# [Task instructions]
Images are not part of the copy; transcribe all the data exactly.

************

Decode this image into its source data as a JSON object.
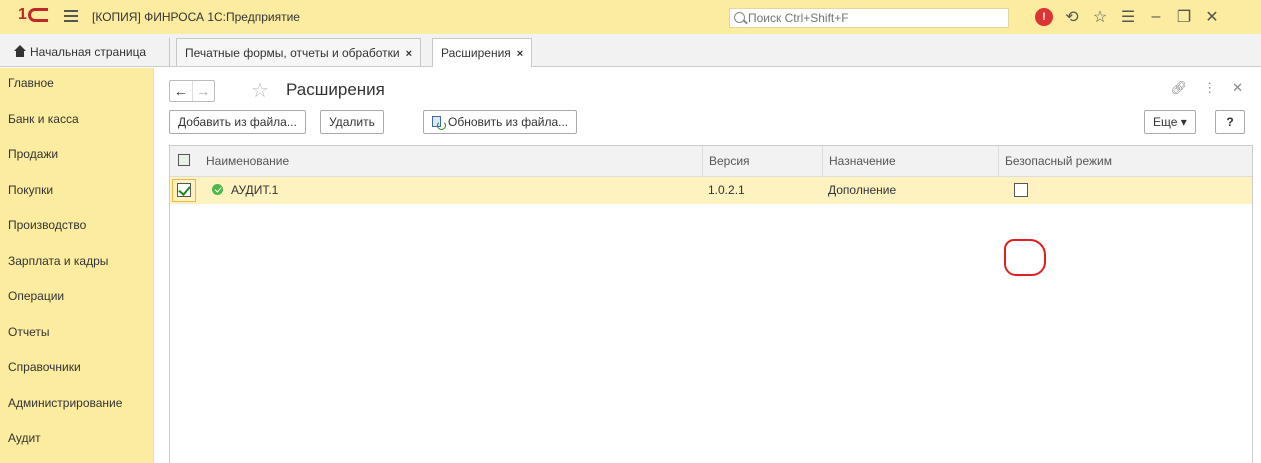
{
  "app": {
    "title": "[КОПИЯ] ФИНРОСА 1С:Предприятие",
    "search_placeholder": "Поиск Ctrl+Shift+F",
    "accent": "#fbeca0"
  },
  "tabs": {
    "home": "Начальная страница",
    "items": [
      {
        "label": "Печатные формы, отчеты и обработки",
        "close": "×"
      },
      {
        "label": "Расширения",
        "close": "×"
      }
    ]
  },
  "sidebar": {
    "items": [
      {
        "label": "Главное"
      },
      {
        "label": "Банк и касса"
      },
      {
        "label": "Продажи"
      },
      {
        "label": "Покупки"
      },
      {
        "label": "Производство"
      },
      {
        "label": "Зарплата и кадры"
      },
      {
        "label": "Операции"
      },
      {
        "label": "Отчеты"
      },
      {
        "label": "Справочники"
      },
      {
        "label": "Администрирование"
      },
      {
        "label": "Аудит"
      }
    ]
  },
  "page": {
    "title": "Расширения",
    "back": "←",
    "forward": "→"
  },
  "toolbar": {
    "add_from_file": "Добавить из файла...",
    "delete": "Удалить",
    "update_from_file": "Обновить из файла...",
    "more": "Еще ▾",
    "help": "?"
  },
  "table": {
    "columns": [
      "Наименование",
      "Версия",
      "Назначение",
      "Безопасный режим"
    ],
    "rows": [
      {
        "active": true,
        "name": "АУДИТ.1",
        "version": "1.0.2.1",
        "purpose": "Дополнение",
        "safe_mode": false
      }
    ]
  }
}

************

# [Correct result]
Decode this image into its source data as a JSON object.
{
  "app": {
    "title": "[КОПИЯ] ФИНРОСА 1С:Предприятие",
    "search_placeholder": "Поиск Ctrl+Shift+F",
    "accent": "#fbeca0"
  },
  "tabs": {
    "home": "Начальная страница",
    "items": [
      {
        "label": "Печатные формы, отчеты и обработки",
        "close": "×"
      },
      {
        "label": "Расширения",
        "close": "×"
      }
    ]
  },
  "sidebar": {
    "items": [
      {
        "label": "Главное"
      },
      {
        "label": "Банк и касса"
      },
      {
        "label": "Продажи"
      },
      {
        "label": "Покупки"
      },
      {
        "label": "Производство"
      },
      {
        "label": "Зарплата и кадры"
      },
      {
        "label": "Операции"
      },
      {
        "label": "Отчеты"
      },
      {
        "label": "Справочники"
      },
      {
        "label": "Администрирование"
      },
      {
        "label": "Аудит"
      }
    ]
  },
  "page": {
    "title": "Расширения",
    "back": "←",
    "forward": "→"
  },
  "toolbar": {
    "add_from_file": "Добавить из файла...",
    "delete": "Удалить",
    "update_from_file": "Обновить из файла...",
    "more": "Еще ▾",
    "help": "?"
  },
  "table": {
    "columns": [
      "Наименование",
      "Версия",
      "Назначение",
      "Безопасный режим"
    ],
    "rows": [
      {
        "active": true,
        "name": "АУДИТ.1",
        "version": "1.0.2.1",
        "purpose": "Дополнение",
        "safe_mode": false
      }
    ]
  }
}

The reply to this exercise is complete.